- [What you have to do] Every line of the material is to be quoted verbatim, minus the pictures.

##### Source data #####

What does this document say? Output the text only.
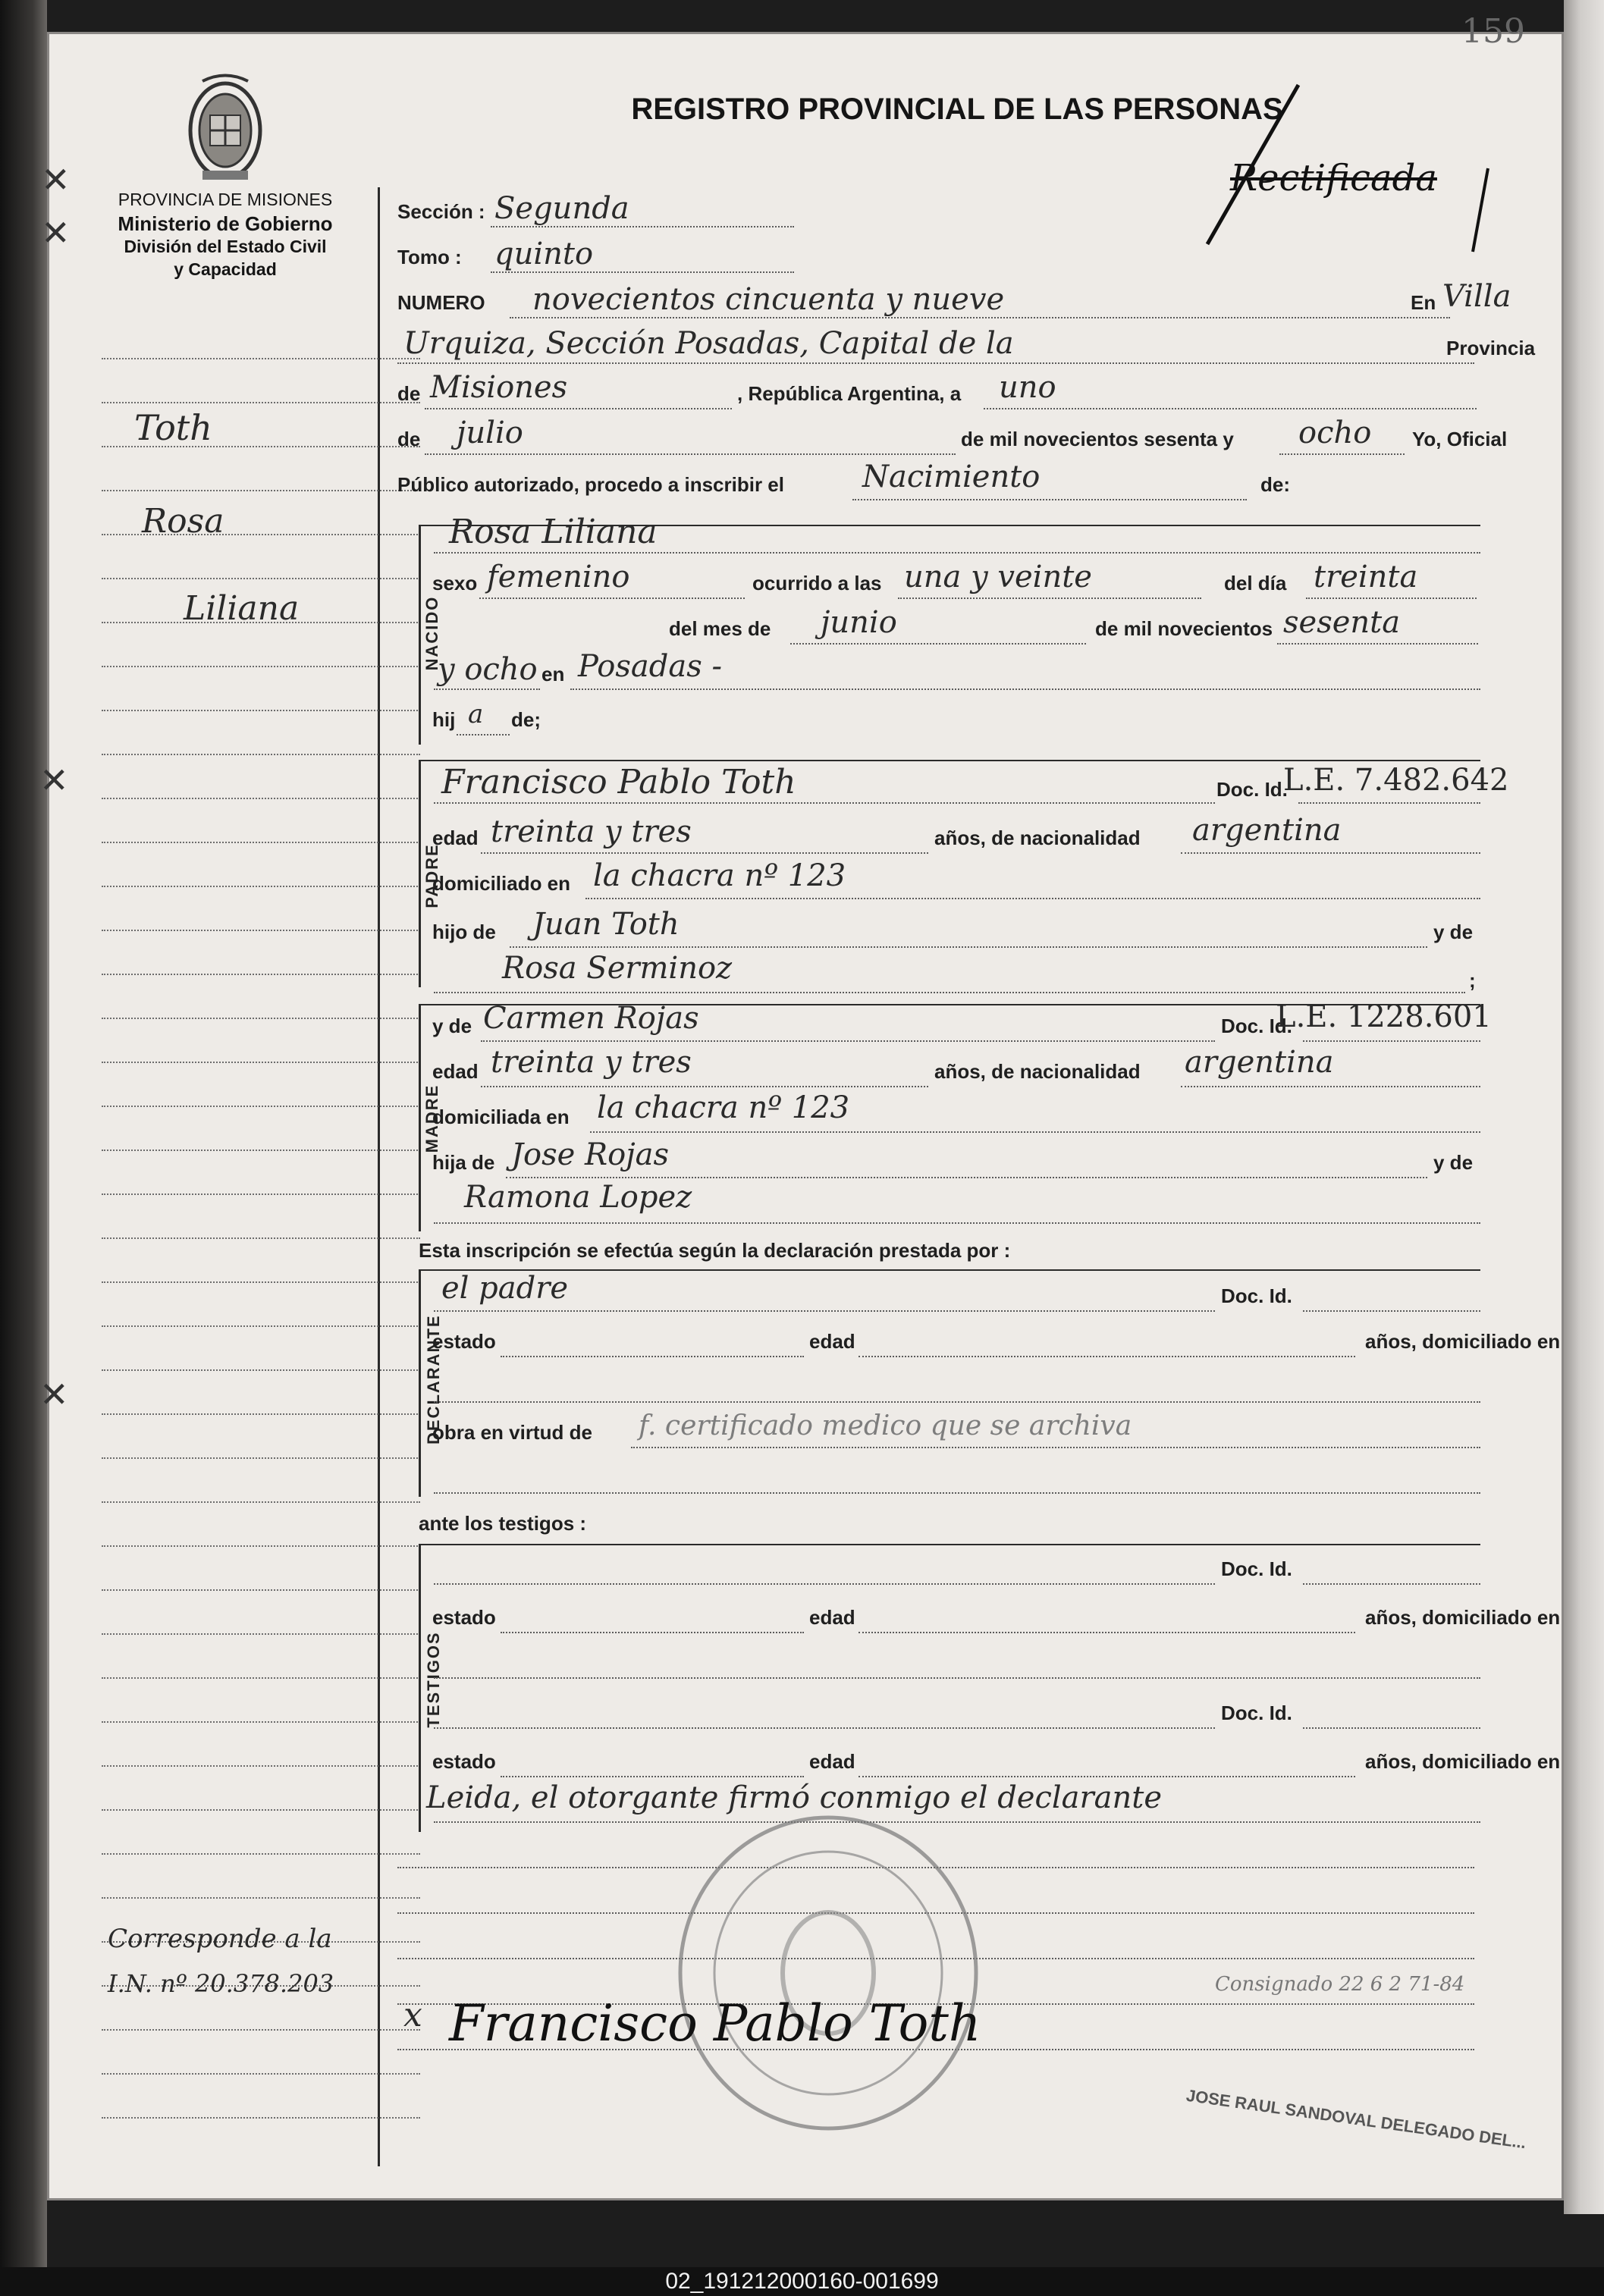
✕
✕
✕
✕
159
PROVINCIA DE MISIONES
Ministerio de Gobierno
División del Estado Civil
y Capacidad
REGISTRO PROVINCIAL DE LAS PERSONAS
Rectificada
Toth
Rosa
Liliana
Corresponde a la
I.N. nº 20.378.203
Sección : Segunda
Tomo : quinto
NUMERO novecientos cincuenta y nueve	En Villa
Urquiza, Sección Posadas, Capital de la	Provincia
de Misiones	, República Argentina, a uno
de julio	de mil novecientos sesenta y ocho Yo, Oficial
Público autorizado, procedo a inscribir el	Nacimiento	de:
NACIDO
Rosa Liliana
sexo femenino	ocurrido a las una y veinte	del día treinta
del mes de junio	de mil novecientos sesenta
y ocho en Posadas -
hij a de;
PADRE
Francisco Pablo Toth	Doc. Id.
L.E. 7.482.642
edad treinta y tres	años, de nacionalidad argentina
domiciliado en la chacra nº 123
hijo de Juan Toth	y de
Rosa Serminoz	;
MADRE
y de Carmen Rojas	Doc. Id.
L.E. 1228.601
edad treinta y tres	años, de nacionalidad argentina
domiciliada en la chacra nº 123
hija de Jose Rojas	y de
Ramona Lopez
Esta inscripción se efectúa según la declaración prestada por :
DECLARANTE
el padre	Doc. Id.
estado	edad	años, domiciliado en
obra en virtud de f. certificado medico que se archiva
ante los testigos :
TESTIGOS
Doc. Id.
estado	edad	años, domiciliado en
Doc. Id.
estado	edad	años, domiciliado en
Leida, el otorgante firmó conmigo el declarante
x Francisco Pablo Toth
Consignado 22 6 2 71-84
JOSE RAUL SANDOVAL DELEGADO DEL...
02_191212000160-001699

#####

- [Solution to the problem]
What does this document say? Output the text only.
✕
✕
✕
✕
159
PROVINCIA DE MISIONES
Ministerio de Gobierno
División del Estado Civil
y Capacidad
REGISTRO PROVINCIAL DE LAS PERSONAS
Rectificada
Toth
Rosa
Liliana
Corresponde a la
I.N. nº 20.378.203
Sección : Segunda
Tomo : quinto
NUMERO novecientos cincuenta y nueve	En Villa
Urquiza, Sección Posadas, Capital de la	Provincia
de Misiones	, República Argentina, a uno
de julio	de mil novecientos sesenta y ocho Yo, Oficial
Público autorizado, procedo a inscribir el	Nacimiento	de:
NACIDO
Rosa Liliana
sexo femenino	ocurrido a las una y veinte	del día treinta
del mes de junio	de mil novecientos sesenta
y ocho en Posadas -
hij a de;
PADRE
Francisco Pablo Toth	Doc. Id.
L.E. 7.482.642
edad treinta y tres	años, de nacionalidad argentina
domiciliado en la chacra nº 123
hijo de Juan Toth	y de
Rosa Serminoz	;
MADRE
y de Carmen Rojas	Doc. Id.
L.E. 1228.601
edad treinta y tres	años, de nacionalidad argentina
domiciliada en la chacra nº 123
hija de Jose Rojas	y de
Ramona Lopez
Esta inscripción se efectúa según la declaración prestada por :
DECLARANTE
el padre	Doc. Id.
estado	edad	años, domiciliado en
obra en virtud de f. certificado medico que se archiva
ante los testigos :
TESTIGOS
Doc. Id.
estado	edad	años, domiciliado en
Doc. Id.
estado	edad	años, domiciliado en
Leida, el otorgante firmó conmigo el declarante
x Francisco Pablo Toth
Consignado 22 6 2 71-84
JOSE RAUL SANDOVAL DELEGADO DEL...
02_191212000160-001699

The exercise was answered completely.